-- Start DATA FOR THIS EXERCISE --
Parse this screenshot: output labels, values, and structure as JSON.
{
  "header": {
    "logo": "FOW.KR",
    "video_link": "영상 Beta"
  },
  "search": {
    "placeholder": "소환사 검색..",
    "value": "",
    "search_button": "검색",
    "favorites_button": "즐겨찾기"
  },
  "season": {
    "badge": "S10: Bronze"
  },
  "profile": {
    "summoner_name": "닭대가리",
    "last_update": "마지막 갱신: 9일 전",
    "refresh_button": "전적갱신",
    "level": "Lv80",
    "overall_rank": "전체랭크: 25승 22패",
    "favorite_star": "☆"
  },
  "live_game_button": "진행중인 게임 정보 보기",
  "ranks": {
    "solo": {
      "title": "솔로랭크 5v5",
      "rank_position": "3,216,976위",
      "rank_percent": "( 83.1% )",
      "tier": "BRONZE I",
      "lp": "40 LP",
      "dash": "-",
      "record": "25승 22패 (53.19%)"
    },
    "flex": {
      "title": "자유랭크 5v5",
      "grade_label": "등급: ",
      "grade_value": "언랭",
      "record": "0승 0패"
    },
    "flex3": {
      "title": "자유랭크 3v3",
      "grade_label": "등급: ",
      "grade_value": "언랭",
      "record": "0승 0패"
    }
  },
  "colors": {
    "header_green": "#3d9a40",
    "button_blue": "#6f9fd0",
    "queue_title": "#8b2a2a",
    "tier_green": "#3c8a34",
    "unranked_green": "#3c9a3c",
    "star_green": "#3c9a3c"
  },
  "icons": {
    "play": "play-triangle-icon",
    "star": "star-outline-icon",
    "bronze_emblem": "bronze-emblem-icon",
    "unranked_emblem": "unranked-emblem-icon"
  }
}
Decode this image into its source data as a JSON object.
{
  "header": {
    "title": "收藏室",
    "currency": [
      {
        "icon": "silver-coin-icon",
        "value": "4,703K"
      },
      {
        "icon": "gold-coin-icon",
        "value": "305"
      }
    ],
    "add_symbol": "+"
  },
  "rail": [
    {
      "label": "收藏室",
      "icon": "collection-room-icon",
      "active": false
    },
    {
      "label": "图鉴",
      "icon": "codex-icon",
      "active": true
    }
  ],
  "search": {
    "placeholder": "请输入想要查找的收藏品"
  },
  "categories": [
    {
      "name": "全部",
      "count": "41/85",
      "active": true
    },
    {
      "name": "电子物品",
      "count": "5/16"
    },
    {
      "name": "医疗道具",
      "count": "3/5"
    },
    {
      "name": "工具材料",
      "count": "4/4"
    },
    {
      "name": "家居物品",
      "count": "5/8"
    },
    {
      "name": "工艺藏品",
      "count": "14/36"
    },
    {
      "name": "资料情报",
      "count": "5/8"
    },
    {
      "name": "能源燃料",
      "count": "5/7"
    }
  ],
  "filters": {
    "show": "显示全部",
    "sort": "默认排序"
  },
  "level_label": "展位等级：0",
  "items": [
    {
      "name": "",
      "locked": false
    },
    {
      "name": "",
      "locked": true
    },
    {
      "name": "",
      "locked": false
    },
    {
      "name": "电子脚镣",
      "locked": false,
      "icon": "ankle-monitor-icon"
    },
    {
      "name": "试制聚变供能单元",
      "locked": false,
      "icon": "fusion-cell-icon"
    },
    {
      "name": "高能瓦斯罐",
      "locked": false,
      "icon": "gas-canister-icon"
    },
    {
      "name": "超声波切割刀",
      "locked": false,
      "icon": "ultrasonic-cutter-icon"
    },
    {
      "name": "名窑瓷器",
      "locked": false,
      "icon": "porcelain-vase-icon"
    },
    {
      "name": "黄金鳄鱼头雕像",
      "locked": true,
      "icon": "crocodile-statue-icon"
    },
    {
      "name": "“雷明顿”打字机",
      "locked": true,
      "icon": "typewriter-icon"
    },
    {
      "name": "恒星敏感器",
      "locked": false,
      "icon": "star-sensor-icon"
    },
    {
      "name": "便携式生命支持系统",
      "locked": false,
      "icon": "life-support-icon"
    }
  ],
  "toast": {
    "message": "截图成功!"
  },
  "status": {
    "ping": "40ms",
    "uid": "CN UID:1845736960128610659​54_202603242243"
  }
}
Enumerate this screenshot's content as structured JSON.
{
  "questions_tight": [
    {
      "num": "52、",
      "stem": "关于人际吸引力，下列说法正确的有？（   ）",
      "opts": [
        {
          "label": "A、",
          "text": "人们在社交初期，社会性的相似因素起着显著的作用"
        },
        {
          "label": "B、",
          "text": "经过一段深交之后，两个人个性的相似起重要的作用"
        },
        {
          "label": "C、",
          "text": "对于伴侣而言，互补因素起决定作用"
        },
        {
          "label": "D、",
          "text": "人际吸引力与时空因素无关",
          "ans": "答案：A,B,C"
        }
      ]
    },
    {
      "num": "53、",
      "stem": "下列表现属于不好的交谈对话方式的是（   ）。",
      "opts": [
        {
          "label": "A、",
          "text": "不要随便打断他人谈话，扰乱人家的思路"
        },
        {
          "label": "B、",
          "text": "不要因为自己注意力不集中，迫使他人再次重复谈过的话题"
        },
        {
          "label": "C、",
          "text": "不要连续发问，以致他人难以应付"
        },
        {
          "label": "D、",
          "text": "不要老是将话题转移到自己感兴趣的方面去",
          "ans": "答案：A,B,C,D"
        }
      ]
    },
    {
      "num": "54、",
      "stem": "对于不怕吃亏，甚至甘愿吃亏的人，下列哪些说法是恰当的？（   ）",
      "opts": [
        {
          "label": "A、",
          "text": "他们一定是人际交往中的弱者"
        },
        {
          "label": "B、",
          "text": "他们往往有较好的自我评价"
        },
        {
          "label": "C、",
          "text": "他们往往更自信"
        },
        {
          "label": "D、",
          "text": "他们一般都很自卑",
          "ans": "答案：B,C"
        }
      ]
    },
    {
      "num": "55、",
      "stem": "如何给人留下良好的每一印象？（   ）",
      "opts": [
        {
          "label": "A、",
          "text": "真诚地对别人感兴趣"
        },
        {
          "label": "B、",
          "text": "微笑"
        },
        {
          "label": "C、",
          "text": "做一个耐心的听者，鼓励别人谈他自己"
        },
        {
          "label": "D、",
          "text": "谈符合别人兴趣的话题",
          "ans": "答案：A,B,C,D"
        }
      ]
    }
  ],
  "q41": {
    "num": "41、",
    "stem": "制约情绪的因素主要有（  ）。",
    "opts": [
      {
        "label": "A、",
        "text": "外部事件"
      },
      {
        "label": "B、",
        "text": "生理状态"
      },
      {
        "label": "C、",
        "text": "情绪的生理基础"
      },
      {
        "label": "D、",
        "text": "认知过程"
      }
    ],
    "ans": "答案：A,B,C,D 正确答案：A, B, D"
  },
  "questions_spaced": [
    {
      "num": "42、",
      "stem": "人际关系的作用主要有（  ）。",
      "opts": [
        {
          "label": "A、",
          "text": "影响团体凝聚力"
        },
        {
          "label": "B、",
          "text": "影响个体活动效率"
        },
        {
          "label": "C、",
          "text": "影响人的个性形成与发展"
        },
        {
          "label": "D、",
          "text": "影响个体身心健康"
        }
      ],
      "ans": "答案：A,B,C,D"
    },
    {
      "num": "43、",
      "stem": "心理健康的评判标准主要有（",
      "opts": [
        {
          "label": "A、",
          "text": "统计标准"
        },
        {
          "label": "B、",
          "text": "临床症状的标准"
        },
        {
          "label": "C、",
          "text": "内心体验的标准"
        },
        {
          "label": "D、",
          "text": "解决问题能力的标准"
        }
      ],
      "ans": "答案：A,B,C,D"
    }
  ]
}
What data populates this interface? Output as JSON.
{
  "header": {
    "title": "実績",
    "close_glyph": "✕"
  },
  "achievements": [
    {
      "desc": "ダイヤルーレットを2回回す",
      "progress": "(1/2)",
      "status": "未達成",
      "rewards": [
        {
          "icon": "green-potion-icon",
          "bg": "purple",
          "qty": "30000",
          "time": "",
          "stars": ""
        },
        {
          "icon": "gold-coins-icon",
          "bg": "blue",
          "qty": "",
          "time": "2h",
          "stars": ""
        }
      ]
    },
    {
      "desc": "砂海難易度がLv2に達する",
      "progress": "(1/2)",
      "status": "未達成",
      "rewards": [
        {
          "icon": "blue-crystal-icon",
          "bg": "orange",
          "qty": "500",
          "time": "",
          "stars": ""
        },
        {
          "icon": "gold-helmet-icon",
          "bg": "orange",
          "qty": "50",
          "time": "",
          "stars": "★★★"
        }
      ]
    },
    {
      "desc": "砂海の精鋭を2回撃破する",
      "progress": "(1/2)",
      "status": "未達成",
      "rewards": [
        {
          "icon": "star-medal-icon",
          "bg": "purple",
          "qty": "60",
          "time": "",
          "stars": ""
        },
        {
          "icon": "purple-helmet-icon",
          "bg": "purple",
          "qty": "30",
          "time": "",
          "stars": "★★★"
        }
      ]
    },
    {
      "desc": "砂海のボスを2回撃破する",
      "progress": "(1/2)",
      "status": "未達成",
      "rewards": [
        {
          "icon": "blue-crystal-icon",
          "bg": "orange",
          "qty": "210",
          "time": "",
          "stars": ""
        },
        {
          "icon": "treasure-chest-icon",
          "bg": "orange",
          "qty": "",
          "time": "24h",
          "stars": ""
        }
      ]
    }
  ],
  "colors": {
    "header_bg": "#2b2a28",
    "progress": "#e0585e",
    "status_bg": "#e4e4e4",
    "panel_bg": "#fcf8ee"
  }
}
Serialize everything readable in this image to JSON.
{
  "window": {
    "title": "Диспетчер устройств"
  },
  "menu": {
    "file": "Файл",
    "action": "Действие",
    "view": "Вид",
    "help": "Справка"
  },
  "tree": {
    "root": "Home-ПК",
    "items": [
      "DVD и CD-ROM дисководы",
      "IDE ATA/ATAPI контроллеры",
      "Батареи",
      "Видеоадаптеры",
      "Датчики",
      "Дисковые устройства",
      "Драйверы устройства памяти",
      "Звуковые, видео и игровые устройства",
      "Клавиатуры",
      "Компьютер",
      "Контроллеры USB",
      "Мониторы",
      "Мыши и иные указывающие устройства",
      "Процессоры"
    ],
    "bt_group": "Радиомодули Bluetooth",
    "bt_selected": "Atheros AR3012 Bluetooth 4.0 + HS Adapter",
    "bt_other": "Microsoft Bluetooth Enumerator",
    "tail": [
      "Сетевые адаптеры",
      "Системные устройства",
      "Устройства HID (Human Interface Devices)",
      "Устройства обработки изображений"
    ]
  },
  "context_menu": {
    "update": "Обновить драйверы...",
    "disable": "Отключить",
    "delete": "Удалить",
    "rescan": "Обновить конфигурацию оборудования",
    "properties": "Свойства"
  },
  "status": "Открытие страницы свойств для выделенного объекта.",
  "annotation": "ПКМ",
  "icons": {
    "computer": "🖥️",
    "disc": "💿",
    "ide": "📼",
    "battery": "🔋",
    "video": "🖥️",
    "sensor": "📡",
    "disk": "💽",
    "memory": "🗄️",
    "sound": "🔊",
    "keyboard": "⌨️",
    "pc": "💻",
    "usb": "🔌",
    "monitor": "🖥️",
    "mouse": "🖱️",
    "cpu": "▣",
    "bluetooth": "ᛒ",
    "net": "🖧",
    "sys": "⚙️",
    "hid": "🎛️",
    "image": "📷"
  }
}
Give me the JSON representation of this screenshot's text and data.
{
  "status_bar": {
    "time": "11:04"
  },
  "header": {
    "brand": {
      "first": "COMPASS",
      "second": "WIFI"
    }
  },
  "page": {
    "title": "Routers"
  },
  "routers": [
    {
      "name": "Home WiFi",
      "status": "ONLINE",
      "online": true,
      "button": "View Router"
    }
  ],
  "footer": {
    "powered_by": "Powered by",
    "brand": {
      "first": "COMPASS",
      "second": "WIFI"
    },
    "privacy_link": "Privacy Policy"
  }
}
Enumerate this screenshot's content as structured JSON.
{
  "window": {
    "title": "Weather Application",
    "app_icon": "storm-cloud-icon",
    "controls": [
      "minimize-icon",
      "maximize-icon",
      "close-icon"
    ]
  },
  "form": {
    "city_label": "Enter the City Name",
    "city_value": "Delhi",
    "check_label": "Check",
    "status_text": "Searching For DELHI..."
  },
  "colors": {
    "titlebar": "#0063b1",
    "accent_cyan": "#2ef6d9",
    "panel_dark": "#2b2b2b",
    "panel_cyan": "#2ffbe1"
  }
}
-- End DATA FOR THIS EXERCISE --
— PROBLEM DETAILS —
Where a line contains "image", copy that line.

— SOLUTION BELOW —
Decode this image into its source data as a JSON object.
Serialize everything readable in this image to JSON.
    "image": "📷"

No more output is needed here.